Exercise details: Your task is to print all of the material verbatim.

Supplied records:

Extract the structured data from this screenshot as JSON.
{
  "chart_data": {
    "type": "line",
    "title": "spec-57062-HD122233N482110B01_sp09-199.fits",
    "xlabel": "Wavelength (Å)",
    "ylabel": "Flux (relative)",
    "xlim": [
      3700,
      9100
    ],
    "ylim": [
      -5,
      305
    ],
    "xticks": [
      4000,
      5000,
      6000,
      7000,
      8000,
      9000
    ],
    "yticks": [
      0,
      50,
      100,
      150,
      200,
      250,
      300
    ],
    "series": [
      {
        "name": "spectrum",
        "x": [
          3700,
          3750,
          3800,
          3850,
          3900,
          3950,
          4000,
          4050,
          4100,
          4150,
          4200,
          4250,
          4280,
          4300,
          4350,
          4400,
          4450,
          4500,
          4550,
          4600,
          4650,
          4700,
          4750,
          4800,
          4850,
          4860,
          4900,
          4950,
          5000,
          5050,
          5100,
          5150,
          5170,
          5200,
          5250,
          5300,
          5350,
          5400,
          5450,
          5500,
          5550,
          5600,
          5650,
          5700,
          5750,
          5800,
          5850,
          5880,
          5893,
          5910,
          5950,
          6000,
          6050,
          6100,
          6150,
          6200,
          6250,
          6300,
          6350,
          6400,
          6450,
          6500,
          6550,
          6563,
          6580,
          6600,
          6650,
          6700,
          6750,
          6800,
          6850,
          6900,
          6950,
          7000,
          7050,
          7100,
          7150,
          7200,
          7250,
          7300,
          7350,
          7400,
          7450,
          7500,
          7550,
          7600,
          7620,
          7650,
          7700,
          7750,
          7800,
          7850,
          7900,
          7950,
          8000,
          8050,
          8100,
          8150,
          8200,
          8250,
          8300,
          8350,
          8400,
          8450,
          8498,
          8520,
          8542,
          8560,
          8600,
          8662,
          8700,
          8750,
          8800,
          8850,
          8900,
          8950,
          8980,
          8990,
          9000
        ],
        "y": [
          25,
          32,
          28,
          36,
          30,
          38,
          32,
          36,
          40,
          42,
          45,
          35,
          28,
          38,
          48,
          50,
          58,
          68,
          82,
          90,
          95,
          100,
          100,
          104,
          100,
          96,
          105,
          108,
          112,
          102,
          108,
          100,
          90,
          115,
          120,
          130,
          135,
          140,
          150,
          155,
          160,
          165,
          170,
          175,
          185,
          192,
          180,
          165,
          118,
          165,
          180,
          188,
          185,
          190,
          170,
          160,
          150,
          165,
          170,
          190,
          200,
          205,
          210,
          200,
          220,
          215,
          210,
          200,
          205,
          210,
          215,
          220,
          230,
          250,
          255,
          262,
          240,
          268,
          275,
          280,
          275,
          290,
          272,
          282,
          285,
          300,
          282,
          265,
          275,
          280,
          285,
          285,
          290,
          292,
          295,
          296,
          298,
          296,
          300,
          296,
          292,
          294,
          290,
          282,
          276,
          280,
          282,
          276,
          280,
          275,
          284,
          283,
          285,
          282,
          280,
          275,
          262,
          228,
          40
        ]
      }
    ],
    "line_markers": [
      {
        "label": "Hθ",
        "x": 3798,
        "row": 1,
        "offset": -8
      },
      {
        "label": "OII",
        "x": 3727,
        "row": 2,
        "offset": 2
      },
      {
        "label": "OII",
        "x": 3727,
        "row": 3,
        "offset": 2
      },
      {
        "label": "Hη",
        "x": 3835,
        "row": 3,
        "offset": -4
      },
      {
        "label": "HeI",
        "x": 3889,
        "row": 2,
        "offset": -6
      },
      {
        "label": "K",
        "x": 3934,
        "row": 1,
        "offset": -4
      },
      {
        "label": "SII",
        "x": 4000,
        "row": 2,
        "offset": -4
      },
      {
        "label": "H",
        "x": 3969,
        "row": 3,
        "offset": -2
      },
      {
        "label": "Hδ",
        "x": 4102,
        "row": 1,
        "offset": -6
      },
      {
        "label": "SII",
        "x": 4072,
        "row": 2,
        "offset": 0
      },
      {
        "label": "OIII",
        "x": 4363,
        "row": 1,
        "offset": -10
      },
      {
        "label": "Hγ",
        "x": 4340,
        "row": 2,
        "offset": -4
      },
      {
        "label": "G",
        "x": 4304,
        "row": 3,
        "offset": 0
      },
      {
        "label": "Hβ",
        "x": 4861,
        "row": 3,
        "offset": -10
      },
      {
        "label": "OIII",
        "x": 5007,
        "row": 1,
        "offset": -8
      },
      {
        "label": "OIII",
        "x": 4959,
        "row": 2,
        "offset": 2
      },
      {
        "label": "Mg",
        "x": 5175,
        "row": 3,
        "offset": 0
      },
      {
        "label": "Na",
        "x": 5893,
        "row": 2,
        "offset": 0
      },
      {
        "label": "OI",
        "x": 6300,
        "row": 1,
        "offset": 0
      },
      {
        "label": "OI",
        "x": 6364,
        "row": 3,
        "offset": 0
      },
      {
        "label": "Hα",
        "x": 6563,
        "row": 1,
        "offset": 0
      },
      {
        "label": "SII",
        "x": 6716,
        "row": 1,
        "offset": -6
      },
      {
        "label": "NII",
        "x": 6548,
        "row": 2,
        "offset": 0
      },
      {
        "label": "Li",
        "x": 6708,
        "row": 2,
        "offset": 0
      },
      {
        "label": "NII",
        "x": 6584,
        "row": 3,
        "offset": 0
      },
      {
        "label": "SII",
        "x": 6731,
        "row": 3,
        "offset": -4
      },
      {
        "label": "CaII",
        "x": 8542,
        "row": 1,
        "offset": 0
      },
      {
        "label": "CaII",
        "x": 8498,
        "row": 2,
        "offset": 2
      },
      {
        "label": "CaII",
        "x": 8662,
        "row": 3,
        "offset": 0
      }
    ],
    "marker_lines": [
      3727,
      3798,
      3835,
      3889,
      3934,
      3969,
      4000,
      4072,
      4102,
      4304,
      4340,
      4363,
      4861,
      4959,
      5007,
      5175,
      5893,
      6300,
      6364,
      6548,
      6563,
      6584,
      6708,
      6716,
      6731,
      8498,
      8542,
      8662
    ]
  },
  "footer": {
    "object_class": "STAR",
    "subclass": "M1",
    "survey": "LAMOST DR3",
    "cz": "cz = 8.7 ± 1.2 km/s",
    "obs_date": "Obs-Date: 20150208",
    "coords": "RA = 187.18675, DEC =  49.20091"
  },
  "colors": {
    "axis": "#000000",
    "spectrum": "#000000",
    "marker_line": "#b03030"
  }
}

Exercise result:
Extract the structured data from this screenshot as JSON.
{
  "chart_data": {
    "type": "line",
    "title": "spec-57062-HD122233N482110B01_sp09-199.fits",
    "xlabel": "Wavelength (Å)",
    "ylabel": "Flux (relative)",
    "xlim": [
      3700,
      9100
    ],
    "ylim": [
      -5,
      305
    ],
    "xticks": [
      4000,
      5000,
      6000,
      7000,
      8000,
      9000
    ],
    "yticks": [
      0,
      50,
      100,
      150,
      200,
      250,
      300
    ],
    "series": [
      {
        "name": "spectrum",
        "x": [
          3700,
          3750,
          3800,
          3850,
          3900,
          3950,
          4000,
          4050,
          4100,
          4150,
          4200,
          4250,
          4280,
          4300,
          4350,
          4400,
          4450,
          4500,
          4550,
          4600,
          4650,
          4700,
          4750,
          4800,
          4850,
          4860,
          4900,
          4950,
          5000,
          5050,
          5100,
          5150,
          5170,
          5200,
          5250,
          5300,
          5350,
          5400,
          5450,
          5500,
          5550,
          5600,
          5650,
          5700,
          5750,
          5800,
          5850,
          5880,
          5893,
          5910,
          5950,
          6000,
          6050,
          6100,
          6150,
          6200,
          6250,
          6300,
          6350,
          6400,
          6450,
          6500,
          6550,
          6563,
          6580,
          6600,
          6650,
          6700,
          6750,
          6800,
          6850,
          6900,
          6950,
          7000,
          7050,
          7100,
          7150,
          7200,
          7250,
          7300,
          7350,
          7400,
          7450,
          7500,
          7550,
          7600,
          7620,
          7650,
          7700,
          7750,
          7800,
          7850,
          7900,
          7950,
          8000,
          8050,
          8100,
          8150,
          8200,
          8250,
          8300,
          8350,
          8400,
          8450,
          8498,
          8520,
          8542,
          8560,
          8600,
          8662,
          8700,
          8750,
          8800,
          8850,
          8900,
          8950,
          8980,
          8990,
          9000
        ],
        "y": [
          25,
          32,
          28,
          36,
          30,
          38,
          32,
          36,
          40,
          42,
          45,
          35,
          28,
          38,
          48,
          50,
          58,
          68,
          82,
          90,
          95,
          100,
          100,
          104,
          100,
          96,
          105,
          108,
          112,
          102,
          108,
          100,
          90,
          115,
          120,
          130,
          135,
          140,
          150,
          155,
          160,
          165,
          170,
          175,
          185,
          192,
          180,
          165,
          118,
          165,
          180,
          188,
          185,
          190,
          170,
          160,
          150,
          165,
          170,
          190,
          200,
          205,
          210,
          200,
          220,
          215,
          210,
          200,
          205,
          210,
          215,
          220,
          230,
          250,
          255,
          262,
          240,
          268,
          275,
          280,
          275,
          290,
          272,
          282,
          285,
          300,
          282,
          265,
          275,
          280,
          285,
          285,
          290,
          292,
          295,
          296,
          298,
          296,
          300,
          296,
          292,
          294,
          290,
          282,
          276,
          280,
          282,
          276,
          280,
          275,
          284,
          283,
          285,
          282,
          280,
          275,
          262,
          228,
          40
        ]
      }
    ],
    "line_markers": [
      {
        "label": "Hθ",
        "x": 3798,
        "row": 1,
        "offset": -8
      },
      {
        "label": "OII",
        "x": 3727,
        "row": 2,
        "offset": 2
      },
      {
        "label": "OII",
        "x": 3727,
        "row": 3,
        "offset": 2
      },
      {
        "label": "Hη",
        "x": 3835,
        "row": 3,
        "offset": -4
      },
      {
        "label": "HeI",
        "x": 3889,
        "row": 2,
        "offset": -6
      },
      {
        "label": "K",
        "x": 3934,
        "row": 1,
        "offset": -4
      },
      {
        "label": "SII",
        "x": 4000,
        "row": 2,
        "offset": -4
      },
      {
        "label": "H",
        "x": 3969,
        "row": 3,
        "offset": -2
      },
      {
        "label": "Hδ",
        "x": 4102,
        "row": 1,
        "offset": -6
      },
      {
        "label": "SII",
        "x": 4072,
        "row": 2,
        "offset": 0
      },
      {
        "label": "OIII",
        "x": 4363,
        "row": 1,
        "offset": -10
      },
      {
        "label": "Hγ",
        "x": 4340,
        "row": 2,
        "offset": -4
      },
      {
        "label": "G",
        "x": 4304,
        "row": 3,
        "offset": 0
      },
      {
        "label": "Hβ",
        "x": 4861,
        "row": 3,
        "offset": -10
      },
      {
        "label": "OIII",
        "x": 5007,
        "row": 1,
        "offset": -8
      },
      {
        "label": "OIII",
        "x": 4959,
        "row": 2,
        "offset": 2
      },
      {
        "label": "Mg",
        "x": 5175,
        "row": 3,
        "offset": 0
      },
      {
        "label": "Na",
        "x": 5893,
        "row": 2,
        "offset": 0
      },
      {
        "label": "OI",
        "x": 6300,
        "row": 1,
        "offset": 0
      },
      {
        "label": "OI",
        "x": 6364,
        "row": 3,
        "offset": 0
      },
      {
        "label": "Hα",
        "x": 6563,
        "row": 1,
        "offset": 0
      },
      {
        "label": "SII",
        "x": 6716,
        "row": 1,
        "offset": -6
      },
      {
        "label": "NII",
        "x": 6548,
        "row": 2,
        "offset": 0
      },
      {
        "label": "Li",
        "x": 6708,
        "row": 2,
        "offset": 0
      },
      {
        "label": "NII",
        "x": 6584,
        "row": 3,
        "offset": 0
      },
      {
        "label": "SII",
        "x": 6731,
        "row": 3,
        "offset": -4
      },
      {
        "label": "CaII",
        "x": 8542,
        "row": 1,
        "offset": 0
      },
      {
        "label": "CaII",
        "x": 8498,
        "row": 2,
        "offset": 2
      },
      {
        "label": "CaII",
        "x": 8662,
        "row": 3,
        "offset": 0
      }
    ],
    "marker_lines": [
      3727,
      3798,
      3835,
      3889,
      3934,
      3969,
      4000,
      4072,
      4102,
      4304,
      4340,
      4363,
      4861,
      4959,
      5007,
      5175,
      5893,
      6300,
      6364,
      6548,
      6563,
      6584,
      6708,
      6716,
      6731,
      8498,
      8542,
      8662
    ]
  },
  "footer": {
    "object_class": "STAR",
    "subclass": "M1",
    "survey": "LAMOST DR3",
    "cz": "cz = 8.7 ± 1.2 km/s",
    "obs_date": "Obs-Date: 20150208",
    "coords": "RA = 187.18675, DEC =  49.20091"
  },
  "colors": {
    "axis": "#000000",
    "spectrum": "#000000",
    "marker_line": "#b03030"
  }
}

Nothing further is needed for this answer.